- _Supplied information_
** begin **

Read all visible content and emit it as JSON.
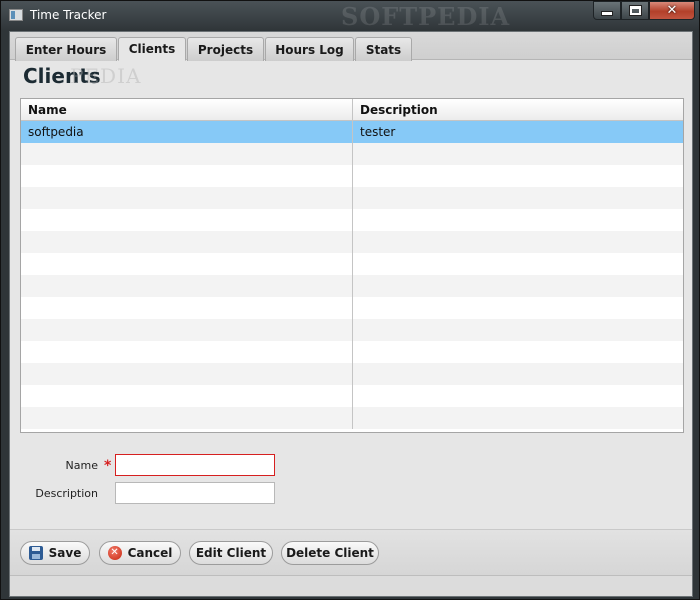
{
  "window": {
    "title": "Time Tracker",
    "watermark": "SOFTPEDIA",
    "minimize_glyph": "",
    "maximize_glyph": "",
    "close_glyph": "✕"
  },
  "tabs": [
    {
      "label": "Enter Hours",
      "active": false
    },
    {
      "label": "Clients",
      "active": true
    },
    {
      "label": "Projects",
      "active": false
    },
    {
      "label": "Hours Log",
      "active": false
    },
    {
      "label": "Stats",
      "active": false
    }
  ],
  "page": {
    "title": "Clients",
    "watermark": "PEDIA"
  },
  "table": {
    "columns": [
      "Name",
      "Description"
    ],
    "rows": [
      {
        "name": "softpedia",
        "description": "tester",
        "selected": true
      }
    ],
    "empty_row_count": 13
  },
  "form": {
    "name_label": "Name",
    "name_value": "",
    "name_required": "*",
    "description_label": "Description",
    "description_value": ""
  },
  "buttons": {
    "save": "Save",
    "cancel": "Cancel",
    "edit": "Edit Client",
    "delete": "Delete Client"
  },
  "colors": {
    "selection": "#86c9f7",
    "required": "#d62020"
  },
  "icons": {
    "save": "floppy-disk-icon",
    "cancel": "cancel-circle-icon"
  }
}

** end **

Copy every record above exactly as written, but leave out the pictures.

Read all visible content and emit it as JSON.
{
  "window": {
    "title": "Time Tracker",
    "watermark": "SOFTPEDIA",
    "minimize_glyph": "",
    "maximize_glyph": "",
    "close_glyph": "✕"
  },
  "tabs": [
    {
      "label": "Enter Hours",
      "active": false
    },
    {
      "label": "Clients",
      "active": true
    },
    {
      "label": "Projects",
      "active": false
    },
    {
      "label": "Hours Log",
      "active": false
    },
    {
      "label": "Stats",
      "active": false
    }
  ],
  "page": {
    "title": "Clients",
    "watermark": "PEDIA"
  },
  "table": {
    "columns": [
      "Name",
      "Description"
    ],
    "rows": [
      {
        "name": "softpedia",
        "description": "tester",
        "selected": true
      }
    ],
    "empty_row_count": 13
  },
  "form": {
    "name_label": "Name",
    "name_value": "",
    "name_required": "*",
    "description_label": "Description",
    "description_value": ""
  },
  "buttons": {
    "save": "Save",
    "cancel": "Cancel",
    "edit": "Edit Client",
    "delete": "Delete Client"
  },
  "colors": {
    "selection": "#86c9f7",
    "required": "#d62020"
  },
  "icons": {
    "save": "floppy-disk-icon",
    "cancel": "cancel-circle-icon"
  }
}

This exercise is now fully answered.